• [Text under study]

NHS England to forge ahead with 'unchanged' care.data plans

Care.data to be re-started after hiatus as NHS England claims benefits outweigh the data risks

The care.data patient data harvesting plan is to go ahead after NHS England said that it had "listened carefully" to objections for the past six months and put in place safeguard to prevent data from being hacked or misused.

The proposals were put back following vociferous objections from privacy campaigners and GPs. They argued that the plans were unnecessary and undermined the confidential patient-doctor relationship. The plans for anonymisation of the data, meanwhile, were criticised for the ease with which they could be de-anonymised.

The information that will be taken from GP patient-record databases and exported to the care.data database will include a patient's date of birth, NHS number and postcode - but not their name - as well as their confidential medical information.

That, warn privacy campaigners, will be enough for anyone with basic analytics skills to de-anonymise the data in order to identify individuals.

The health secretary Jeremy Hunt, who is a staunch supporter of the plans, has said that the data will not be shared with insurance companies for commercial reasons. However, many insurance companies carry out research and will be able to access the data under this criteria.

NHS England is now planning pilot schemes in six areas across the country covering up to 265 surgeries and 1.7 million patients. The areas include Hampshire, Blackburn and Darwen in Lancashire, Leeds and Somerset. Patients that want to opt out will have to write to their GP or their patient data will be extracted from their GP surgery and uploaded to the database. Some may need to opt out a second time, after opting out earlier this year.

The full scheme will be rolled out shortly after.

• [Dataset records]
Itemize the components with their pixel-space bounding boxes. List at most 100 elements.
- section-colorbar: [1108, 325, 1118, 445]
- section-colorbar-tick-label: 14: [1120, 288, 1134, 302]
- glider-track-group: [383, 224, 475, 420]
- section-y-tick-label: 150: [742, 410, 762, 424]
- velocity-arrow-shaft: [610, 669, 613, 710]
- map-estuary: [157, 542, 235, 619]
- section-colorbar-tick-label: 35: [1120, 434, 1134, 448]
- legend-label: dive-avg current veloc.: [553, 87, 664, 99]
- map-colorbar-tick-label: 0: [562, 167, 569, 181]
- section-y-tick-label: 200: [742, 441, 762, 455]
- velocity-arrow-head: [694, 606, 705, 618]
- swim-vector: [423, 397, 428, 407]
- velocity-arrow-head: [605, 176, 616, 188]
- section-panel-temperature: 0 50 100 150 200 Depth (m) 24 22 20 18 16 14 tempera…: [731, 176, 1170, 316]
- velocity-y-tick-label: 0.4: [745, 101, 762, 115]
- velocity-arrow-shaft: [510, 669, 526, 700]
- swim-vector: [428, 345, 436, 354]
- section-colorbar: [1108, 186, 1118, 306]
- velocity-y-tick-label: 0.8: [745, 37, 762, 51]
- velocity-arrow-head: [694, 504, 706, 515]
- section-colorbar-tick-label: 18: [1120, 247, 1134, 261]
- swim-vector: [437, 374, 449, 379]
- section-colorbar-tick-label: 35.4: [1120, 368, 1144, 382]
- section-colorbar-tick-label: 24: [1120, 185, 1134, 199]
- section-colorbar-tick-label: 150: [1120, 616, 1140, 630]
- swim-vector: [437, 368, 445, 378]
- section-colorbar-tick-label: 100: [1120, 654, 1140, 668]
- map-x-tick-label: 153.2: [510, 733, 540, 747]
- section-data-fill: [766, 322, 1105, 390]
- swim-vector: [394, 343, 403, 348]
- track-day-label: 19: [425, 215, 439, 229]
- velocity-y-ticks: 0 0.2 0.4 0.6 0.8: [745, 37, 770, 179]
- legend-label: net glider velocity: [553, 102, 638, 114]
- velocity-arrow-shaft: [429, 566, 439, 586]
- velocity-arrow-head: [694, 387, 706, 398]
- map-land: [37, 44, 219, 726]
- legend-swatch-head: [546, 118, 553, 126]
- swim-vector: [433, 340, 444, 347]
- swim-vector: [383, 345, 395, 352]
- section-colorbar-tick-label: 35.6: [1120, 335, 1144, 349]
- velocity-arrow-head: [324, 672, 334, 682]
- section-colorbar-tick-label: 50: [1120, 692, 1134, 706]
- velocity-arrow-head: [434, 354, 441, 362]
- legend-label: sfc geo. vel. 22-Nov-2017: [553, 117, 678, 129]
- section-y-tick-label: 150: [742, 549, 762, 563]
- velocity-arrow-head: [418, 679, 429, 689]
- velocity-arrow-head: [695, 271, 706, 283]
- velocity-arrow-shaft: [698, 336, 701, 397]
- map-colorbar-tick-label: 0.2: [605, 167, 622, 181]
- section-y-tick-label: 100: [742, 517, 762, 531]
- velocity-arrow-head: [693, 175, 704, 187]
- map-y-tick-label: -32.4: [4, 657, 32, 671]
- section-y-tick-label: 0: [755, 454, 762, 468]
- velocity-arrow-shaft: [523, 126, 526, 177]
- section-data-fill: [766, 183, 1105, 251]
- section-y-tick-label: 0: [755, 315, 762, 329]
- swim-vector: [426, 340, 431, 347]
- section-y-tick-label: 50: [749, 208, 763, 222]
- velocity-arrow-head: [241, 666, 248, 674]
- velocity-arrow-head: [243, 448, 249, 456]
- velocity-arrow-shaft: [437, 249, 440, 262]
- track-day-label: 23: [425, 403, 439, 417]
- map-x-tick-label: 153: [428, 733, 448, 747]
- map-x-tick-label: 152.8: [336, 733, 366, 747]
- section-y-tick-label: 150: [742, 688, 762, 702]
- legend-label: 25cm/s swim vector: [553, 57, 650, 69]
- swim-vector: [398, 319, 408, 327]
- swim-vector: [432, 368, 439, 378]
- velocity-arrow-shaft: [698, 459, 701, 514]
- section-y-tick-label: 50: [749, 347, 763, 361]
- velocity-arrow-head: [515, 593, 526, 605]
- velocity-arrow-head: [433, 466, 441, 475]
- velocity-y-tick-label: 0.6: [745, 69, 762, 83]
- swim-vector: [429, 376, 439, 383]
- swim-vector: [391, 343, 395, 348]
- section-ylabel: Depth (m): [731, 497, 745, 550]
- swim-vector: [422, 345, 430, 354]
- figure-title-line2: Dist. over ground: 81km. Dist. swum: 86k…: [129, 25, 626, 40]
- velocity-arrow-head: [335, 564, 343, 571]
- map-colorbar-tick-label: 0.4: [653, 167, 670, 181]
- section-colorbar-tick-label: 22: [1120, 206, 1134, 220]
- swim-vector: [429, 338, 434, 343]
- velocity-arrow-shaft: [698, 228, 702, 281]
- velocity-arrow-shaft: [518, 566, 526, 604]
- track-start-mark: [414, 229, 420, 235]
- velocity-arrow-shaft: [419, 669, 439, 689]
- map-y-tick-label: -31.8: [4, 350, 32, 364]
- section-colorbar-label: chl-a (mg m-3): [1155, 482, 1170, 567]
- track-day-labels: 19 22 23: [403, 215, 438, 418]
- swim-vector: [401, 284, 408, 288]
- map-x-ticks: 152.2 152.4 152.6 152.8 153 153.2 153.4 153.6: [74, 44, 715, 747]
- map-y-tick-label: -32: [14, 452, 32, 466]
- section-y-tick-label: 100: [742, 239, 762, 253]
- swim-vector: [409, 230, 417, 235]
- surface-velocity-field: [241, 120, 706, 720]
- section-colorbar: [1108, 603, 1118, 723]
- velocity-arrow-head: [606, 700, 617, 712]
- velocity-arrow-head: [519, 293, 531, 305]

• [Exercise requirements]
1/ According to the care.data article, how many surgeries and patients will the NHS England pilot schemes cover?
2/ Set down the part of the care.data article that opens with the words containing "NHS England is" and closes with "earlier this year.", without changing a word.
3/ Resume the article on the care.data plans, picking up right after its last sentence.

• [Answers to the problems]
1/ Up to 265 surgeries and 1.7 million patients.

2/
NHS England is now planning pilot schemes in six areas across the country covering up to 265 surgeries and 1.7 million patients. The areas include Hampshire, Blackburn and Darwen in Lancashire, Leeds and Somerset. Patients that want to opt out will have to write to their GP or their patient data will be extracted from their GP surgery and uploaded to the database. Some may need to opt out a second time, after opting out earlier this year.

3/
NHS England claims that the scheme will enable health researchers to find new correlations between illnesses and their causes, as well as identifying instances of poor data.

However, campaigners remain concerned that the proposed anonymisation methodology will not protect individual patients and that sensitive patient records could fall into the hands of commercial organisations, be de-anonymised and used accordingly.

Phil Booth, head of the campaign group Med Confidential, told the Daily Mail that nothing had changed with the programme: "The basis of the programme is unchanged - identifiable medical information will be extracted from the GP record of every man, woman and child in England.

"This data will be centralised and made available in various forms to an open-ended array of organisations and companies for ill-defined purposes.

"It's all very well to make promises, but patients must be able to trust those promises are true. NHS England cannot fudge what it says to doctors and patients, or it risks another crisis of confidence. We look forward to reading what NHS England is actually proposing."

However, NHS England's national director for patients and information, Tim Kelsey, said that the scheme would benefit the nation and help create "a more substantial picture of our nation's health".